EXERCISE DETAILS: Output the entries below exactly as written, omitting pictures.

━━━━━ EXTRACTED DATA ━━━━━

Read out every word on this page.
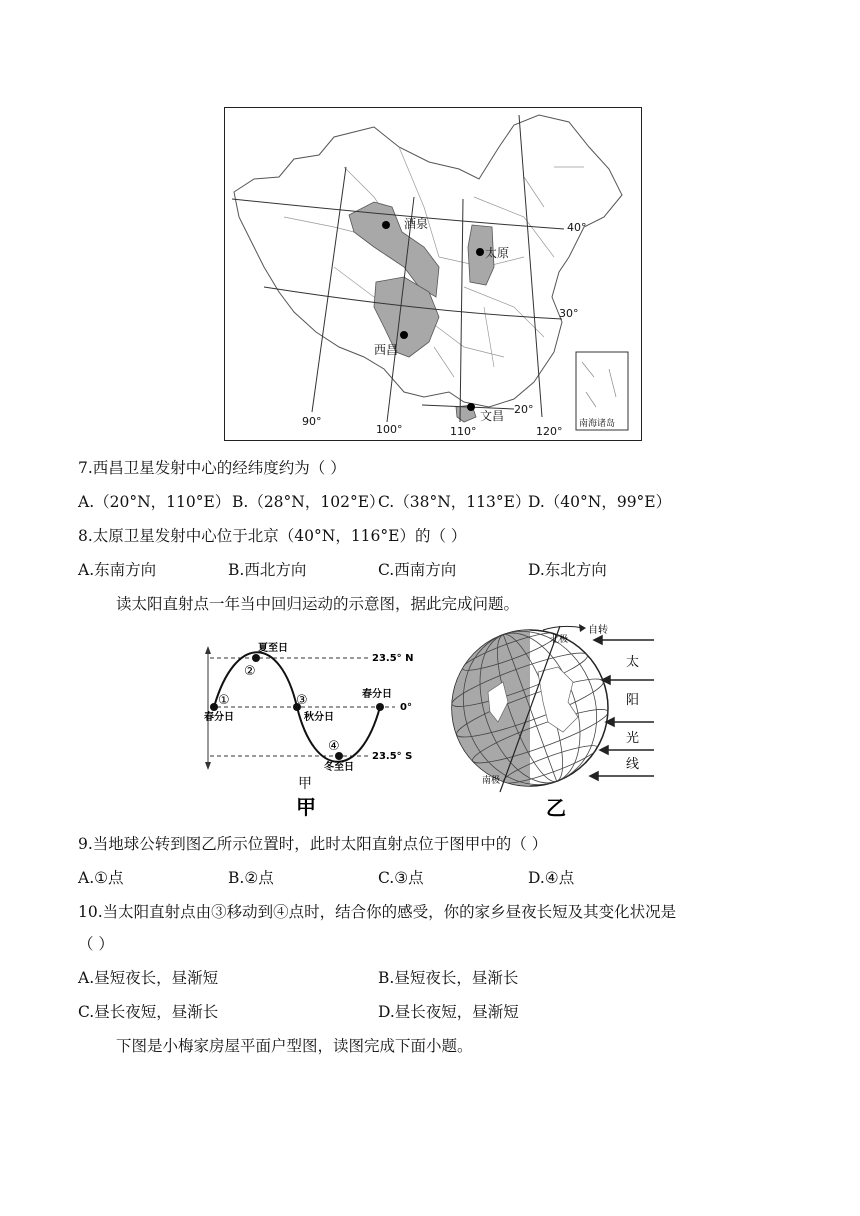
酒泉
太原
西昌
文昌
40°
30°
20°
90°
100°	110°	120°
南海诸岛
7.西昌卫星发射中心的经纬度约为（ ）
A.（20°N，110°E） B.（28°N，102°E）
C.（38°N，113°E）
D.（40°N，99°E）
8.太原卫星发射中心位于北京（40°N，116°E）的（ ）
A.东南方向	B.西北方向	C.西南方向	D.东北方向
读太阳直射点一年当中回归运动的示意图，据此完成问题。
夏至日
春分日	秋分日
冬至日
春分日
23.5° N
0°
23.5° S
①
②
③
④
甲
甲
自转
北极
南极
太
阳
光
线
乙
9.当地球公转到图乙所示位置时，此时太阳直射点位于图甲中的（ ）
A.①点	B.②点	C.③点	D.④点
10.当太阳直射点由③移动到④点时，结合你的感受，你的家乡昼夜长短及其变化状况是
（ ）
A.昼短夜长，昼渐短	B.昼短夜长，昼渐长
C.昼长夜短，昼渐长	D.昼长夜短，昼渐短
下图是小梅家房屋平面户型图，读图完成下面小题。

━━━━━

EXERCISE ANSWER:
Read out every word on this page.
酒泉
太原
西昌
文昌
40°
30°
20°
90°
100°	110°	120°
南海诸岛
7.西昌卫星发射中心的经纬度约为（ ）
A.（20°N，110°E） B.（28°N，102°E）
C.（38°N，113°E）
D.（40°N，99°E）
8.太原卫星发射中心位于北京（40°N，116°E）的（ ）
A.东南方向	B.西北方向	C.西南方向	D.东北方向
读太阳直射点一年当中回归运动的示意图，据此完成问题。
夏至日
春分日	秋分日
冬至日
春分日
23.5° N
0°
23.5° S
①
②
③
④
甲
甲
自转
北极
南极
太
阳
光
线
乙
9.当地球公转到图乙所示位置时，此时太阳直射点位于图甲中的（ ）
A.①点	B.②点	C.③点	D.④点
10.当太阳直射点由③移动到④点时，结合你的感受，你的家乡昼夜长短及其变化状况是
（ ）
A.昼短夜长，昼渐短	B.昼短夜长，昼渐长
C.昼长夜短，昼渐长	D.昼长夜短，昼渐短
下图是小梅家房屋平面户型图，读图完成下面小题。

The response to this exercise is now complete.